• [AVAILABLE RECORDS]
• • •
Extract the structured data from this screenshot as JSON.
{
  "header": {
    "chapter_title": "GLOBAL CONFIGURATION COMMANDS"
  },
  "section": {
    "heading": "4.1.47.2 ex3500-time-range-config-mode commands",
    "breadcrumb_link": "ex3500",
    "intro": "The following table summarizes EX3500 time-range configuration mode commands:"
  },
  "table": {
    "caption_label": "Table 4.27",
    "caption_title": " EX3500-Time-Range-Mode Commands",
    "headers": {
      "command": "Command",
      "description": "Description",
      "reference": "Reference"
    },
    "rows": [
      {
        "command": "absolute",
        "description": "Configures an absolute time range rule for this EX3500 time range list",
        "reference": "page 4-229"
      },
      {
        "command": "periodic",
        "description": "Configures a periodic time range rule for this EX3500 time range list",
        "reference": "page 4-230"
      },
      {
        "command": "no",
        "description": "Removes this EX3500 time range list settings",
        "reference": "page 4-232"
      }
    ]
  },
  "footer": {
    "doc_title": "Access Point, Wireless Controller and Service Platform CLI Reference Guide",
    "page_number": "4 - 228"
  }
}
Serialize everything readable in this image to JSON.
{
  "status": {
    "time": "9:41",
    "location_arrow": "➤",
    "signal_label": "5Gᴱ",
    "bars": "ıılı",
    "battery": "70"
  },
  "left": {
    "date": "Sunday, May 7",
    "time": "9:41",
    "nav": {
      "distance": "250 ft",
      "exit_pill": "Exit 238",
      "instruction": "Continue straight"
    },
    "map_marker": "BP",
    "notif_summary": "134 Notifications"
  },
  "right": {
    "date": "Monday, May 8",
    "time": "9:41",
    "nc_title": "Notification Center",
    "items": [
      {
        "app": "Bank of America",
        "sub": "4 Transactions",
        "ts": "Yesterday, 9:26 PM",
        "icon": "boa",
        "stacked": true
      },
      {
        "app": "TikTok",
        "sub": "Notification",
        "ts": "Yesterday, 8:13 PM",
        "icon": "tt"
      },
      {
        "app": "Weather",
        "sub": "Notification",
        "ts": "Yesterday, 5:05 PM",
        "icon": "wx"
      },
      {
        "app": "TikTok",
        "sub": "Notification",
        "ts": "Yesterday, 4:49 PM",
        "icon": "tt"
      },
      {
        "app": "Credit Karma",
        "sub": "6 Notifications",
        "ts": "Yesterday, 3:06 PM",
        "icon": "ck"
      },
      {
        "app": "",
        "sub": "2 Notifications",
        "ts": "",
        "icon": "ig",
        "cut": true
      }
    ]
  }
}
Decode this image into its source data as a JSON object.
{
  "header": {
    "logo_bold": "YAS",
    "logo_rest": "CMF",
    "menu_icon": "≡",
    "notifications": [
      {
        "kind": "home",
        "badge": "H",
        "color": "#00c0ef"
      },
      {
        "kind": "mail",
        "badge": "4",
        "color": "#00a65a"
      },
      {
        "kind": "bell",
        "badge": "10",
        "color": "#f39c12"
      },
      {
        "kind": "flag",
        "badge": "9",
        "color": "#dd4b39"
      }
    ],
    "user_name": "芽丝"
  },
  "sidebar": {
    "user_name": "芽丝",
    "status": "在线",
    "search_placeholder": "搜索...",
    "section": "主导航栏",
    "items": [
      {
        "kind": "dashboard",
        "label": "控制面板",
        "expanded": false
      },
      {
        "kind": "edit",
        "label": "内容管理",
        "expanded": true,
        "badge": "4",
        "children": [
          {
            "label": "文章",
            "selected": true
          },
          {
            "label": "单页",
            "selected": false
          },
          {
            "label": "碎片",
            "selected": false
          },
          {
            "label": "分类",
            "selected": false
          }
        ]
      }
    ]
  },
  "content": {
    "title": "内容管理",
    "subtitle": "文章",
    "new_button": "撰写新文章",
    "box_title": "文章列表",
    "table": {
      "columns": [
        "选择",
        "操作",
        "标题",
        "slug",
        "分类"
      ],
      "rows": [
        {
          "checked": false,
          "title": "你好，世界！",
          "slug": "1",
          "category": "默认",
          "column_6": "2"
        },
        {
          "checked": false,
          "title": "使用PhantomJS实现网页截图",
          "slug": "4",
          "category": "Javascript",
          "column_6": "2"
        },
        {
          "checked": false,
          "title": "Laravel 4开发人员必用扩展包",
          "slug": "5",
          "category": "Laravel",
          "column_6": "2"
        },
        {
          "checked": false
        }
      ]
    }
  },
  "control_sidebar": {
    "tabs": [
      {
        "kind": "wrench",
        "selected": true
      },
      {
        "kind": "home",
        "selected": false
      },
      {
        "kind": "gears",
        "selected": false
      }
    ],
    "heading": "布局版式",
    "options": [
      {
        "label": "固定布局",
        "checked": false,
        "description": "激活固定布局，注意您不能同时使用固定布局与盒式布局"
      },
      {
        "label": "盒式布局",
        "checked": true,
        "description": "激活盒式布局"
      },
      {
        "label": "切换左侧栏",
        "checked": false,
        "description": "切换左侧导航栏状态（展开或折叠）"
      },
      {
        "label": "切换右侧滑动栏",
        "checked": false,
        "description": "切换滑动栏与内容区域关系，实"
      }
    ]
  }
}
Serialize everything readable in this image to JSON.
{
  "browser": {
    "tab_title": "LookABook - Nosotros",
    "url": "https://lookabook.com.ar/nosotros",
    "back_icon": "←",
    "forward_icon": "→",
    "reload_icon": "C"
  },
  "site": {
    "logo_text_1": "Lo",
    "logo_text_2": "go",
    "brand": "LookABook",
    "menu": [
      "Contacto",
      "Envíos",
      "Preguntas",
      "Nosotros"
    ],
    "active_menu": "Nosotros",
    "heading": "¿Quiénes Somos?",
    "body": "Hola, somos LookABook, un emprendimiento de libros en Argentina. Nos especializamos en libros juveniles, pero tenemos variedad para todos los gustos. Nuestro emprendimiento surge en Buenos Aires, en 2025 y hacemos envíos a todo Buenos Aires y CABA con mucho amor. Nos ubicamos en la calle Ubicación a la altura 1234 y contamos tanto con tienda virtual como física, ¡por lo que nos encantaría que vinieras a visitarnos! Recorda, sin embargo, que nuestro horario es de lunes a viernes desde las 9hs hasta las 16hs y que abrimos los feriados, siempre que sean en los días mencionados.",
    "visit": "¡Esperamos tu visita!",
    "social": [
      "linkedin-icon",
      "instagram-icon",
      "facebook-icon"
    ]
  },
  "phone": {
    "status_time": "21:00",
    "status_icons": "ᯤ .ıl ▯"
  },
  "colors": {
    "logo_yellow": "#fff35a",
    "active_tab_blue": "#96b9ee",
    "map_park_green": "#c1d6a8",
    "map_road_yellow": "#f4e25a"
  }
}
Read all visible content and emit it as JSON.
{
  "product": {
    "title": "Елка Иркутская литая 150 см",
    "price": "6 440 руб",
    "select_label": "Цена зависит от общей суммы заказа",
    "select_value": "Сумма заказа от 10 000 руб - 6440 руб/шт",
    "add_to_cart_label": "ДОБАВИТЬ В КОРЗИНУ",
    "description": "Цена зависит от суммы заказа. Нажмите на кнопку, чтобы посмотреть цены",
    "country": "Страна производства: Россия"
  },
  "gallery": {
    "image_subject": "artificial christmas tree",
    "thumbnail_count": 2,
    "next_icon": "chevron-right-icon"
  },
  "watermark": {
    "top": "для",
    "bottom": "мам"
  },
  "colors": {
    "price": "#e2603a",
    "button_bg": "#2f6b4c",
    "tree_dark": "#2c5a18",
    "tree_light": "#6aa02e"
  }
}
• • •
• [WHAT NEEDS TO BE DONE]
Copy every line of the material, please, keeping it exactly the same.

• [SOLUTION TO THIS EXERCISE]
Extract the structured data from this screenshot as JSON.
{
  "header": {
    "chapter_title": "GLOBAL CONFIGURATION COMMANDS"
  },
  "section": {
    "heading": "4.1.47.2 ex3500-time-range-config-mode commands",
    "breadcrumb_link": "ex3500",
    "intro": "The following table summarizes EX3500 time-range configuration mode commands:"
  },
  "table": {
    "caption_label": "Table 4.27",
    "caption_title": " EX3500-Time-Range-Mode Commands",
    "headers": {
      "command": "Command",
      "description": "Description",
      "reference": "Reference"
    },
    "rows": [
      {
        "command": "absolute",
        "description": "Configures an absolute time range rule for this EX3500 time range list",
        "reference": "page 4-229"
      },
      {
        "command": "periodic",
        "description": "Configures a periodic time range rule for this EX3500 time range list",
        "reference": "page 4-230"
      },
      {
        "command": "no",
        "description": "Removes this EX3500 time range list settings",
        "reference": "page 4-232"
      }
    ]
  },
  "footer": {
    "doc_title": "Access Point, Wireless Controller and Service Platform CLI Reference Guide",
    "page_number": "4 - 228"
  }
}
Serialize everything readable in this image to JSON.
{
  "status": {
    "time": "9:41",
    "location_arrow": "➤",
    "signal_label": "5Gᴱ",
    "bars": "ıılı",
    "battery": "70"
  },
  "left": {
    "date": "Sunday, May 7",
    "time": "9:41",
    "nav": {
      "distance": "250 ft",
      "exit_pill": "Exit 238",
      "instruction": "Continue straight"
    },
    "map_marker": "BP",
    "notif_summary": "134 Notifications"
  },
  "right": {
    "date": "Monday, May 8",
    "time": "9:41",
    "nc_title": "Notification Center",
    "items": [
      {
        "app": "Bank of America",
        "sub": "4 Transactions",
        "ts": "Yesterday, 9:26 PM",
        "icon": "boa",
        "stacked": true
      },
      {
        "app": "TikTok",
        "sub": "Notification",
        "ts": "Yesterday, 8:13 PM",
        "icon": "tt"
      },
      {
        "app": "Weather",
        "sub": "Notification",
        "ts": "Yesterday, 5:05 PM",
        "icon": "wx"
      },
      {
        "app": "TikTok",
        "sub": "Notification",
        "ts": "Yesterday, 4:49 PM",
        "icon": "tt"
      },
      {
        "app": "Credit Karma",
        "sub": "6 Notifications",
        "ts": "Yesterday, 3:06 PM",
        "icon": "ck"
      },
      {
        "app": "",
        "sub": "2 Notifications",
        "ts": "",
        "icon": "ig",
        "cut": true
      }
    ]
  }
}
Decode this image into its source data as a JSON object.
{
  "header": {
    "logo_bold": "YAS",
    "logo_rest": "CMF",
    "menu_icon": "≡",
    "notifications": [
      {
        "kind": "home",
        "badge": "H",
        "color": "#00c0ef"
      },
      {
        "kind": "mail",
        "badge": "4",
        "color": "#00a65a"
      },
      {
        "kind": "bell",
        "badge": "10",
        "color": "#f39c12"
      },
      {
        "kind": "flag",
        "badge": "9",
        "color": "#dd4b39"
      }
    ],
    "user_name": "芽丝"
  },
  "sidebar": {
    "user_name": "芽丝",
    "status": "在线",
    "search_placeholder": "搜索...",
    "section": "主导航栏",
    "items": [
      {
        "kind": "dashboard",
        "label": "控制面板",
        "expanded": false
      },
      {
        "kind": "edit",
        "label": "内容管理",
        "expanded": true,
        "badge": "4",
        "children": [
          {
            "label": "文章",
            "selected": true
          },
          {
            "label": "单页",
            "selected": false
          },
          {
            "label": "碎片",
            "selected": false
          },
          {
            "label": "分类",
            "selected": false
          }
        ]
      }
    ]
  },
  "content": {
    "title": "内容管理",
    "subtitle": "文章",
    "new_button": "撰写新文章",
    "box_title": "文章列表",
    "table": {
      "columns": [
        "选择",
        "操作",
        "标题",
        "slug",
        "分类"
      ],
      "rows": [
        {
          "checked": false,
          "title": "你好，世界！",
          "slug": "1",
          "category": "默认",
          "column_6": "2"
        },
        {
          "checked": false,
          "title": "使用PhantomJS实现网页截图",
          "slug": "4",
          "category": "Javascript",
          "column_6": "2"
        },
        {
          "checked": false,
          "title": "Laravel 4开发人员必用扩展包",
          "slug": "5",
          "category": "Laravel",
          "column_6": "2"
        },
        {
          "checked": false
        }
      ]
    }
  },
  "control_sidebar": {
    "tabs": [
      {
        "kind": "wrench",
        "selected": true
      },
      {
        "kind": "home",
        "selected": false
      },
      {
        "kind": "gears",
        "selected": false
      }
    ],
    "heading": "布局版式",
    "options": [
      {
        "label": "固定布局",
        "checked": false,
        "description": "激活固定布局，注意您不能同时使用固定布局与盒式布局"
      },
      {
        "label": "盒式布局",
        "checked": true,
        "description": "激活盒式布局"
      },
      {
        "label": "切换左侧栏",
        "checked": false,
        "description": "切换左侧导航栏状态（展开或折叠）"
      },
      {
        "label": "切换右侧滑动栏",
        "checked": false,
        "description": "切换滑动栏与内容区域关系，实"
      }
    ]
  }
}
Serialize everything readable in this image to JSON.
{
  "browser": {
    "tab_title": "LookABook - Nosotros",
    "url": "https://lookabook.com.ar/nosotros",
    "back_icon": "←",
    "forward_icon": "→",
    "reload_icon": "C"
  },
  "site": {
    "logo_text_1": "Lo",
    "logo_text_2": "go",
    "brand": "LookABook",
    "menu": [
      "Contacto",
      "Envíos",
      "Preguntas",
      "Nosotros"
    ],
    "active_menu": "Nosotros",
    "heading": "¿Quiénes Somos?",
    "body": "Hola, somos LookABook, un emprendimiento de libros en Argentina. Nos especializamos en libros juveniles, pero tenemos variedad para todos los gustos. Nuestro emprendimiento surge en Buenos Aires, en 2025 y hacemos envíos a todo Buenos Aires y CABA con mucho amor. Nos ubicamos en la calle Ubicación a la altura 1234 y contamos tanto con tienda virtual como física, ¡por lo que nos encantaría que vinieras a visitarnos! Recorda, sin embargo, que nuestro horario es de lunes a viernes desde las 9hs hasta las 16hs y que abrimos los feriados, siempre que sean en los días mencionados.",
    "visit": "¡Esperamos tu visita!",
    "social": [
      "linkedin-icon",
      "instagram-icon",
      "facebook-icon"
    ]
  },
  "phone": {
    "status_time": "21:00",
    "status_icons": "ᯤ .ıl ▯"
  },
  "colors": {
    "logo_yellow": "#fff35a",
    "active_tab_blue": "#96b9ee",
    "map_park_green": "#c1d6a8",
    "map_road_yellow": "#f4e25a"
  }
}
Read all visible content and emit it as JSON.
{
  "product": {
    "title": "Елка Иркутская литая 150 см",
    "price": "6 440 руб",
    "select_label": "Цена зависит от общей суммы заказа",
    "select_value": "Сумма заказа от 10 000 руб - 6440 руб/шт",
    "add_to_cart_label": "ДОБАВИТЬ В КОРЗИНУ",
    "description": "Цена зависит от суммы заказа. Нажмите на кнопку, чтобы посмотреть цены",
    "country": "Страна производства: Россия"
  },
  "gallery": {
    "image_subject": "artificial christmas tree",
    "thumbnail_count": 2,
    "next_icon": "chevron-right-icon"
  },
  "watermark": {
    "top": "для",
    "bottom": "мам"
  },
  "colors": {
    "price": "#e2603a",
    "button_bg": "#2f6b4c",
    "tree_dark": "#2c5a18",
    "tree_light": "#6aa02e"
  }
}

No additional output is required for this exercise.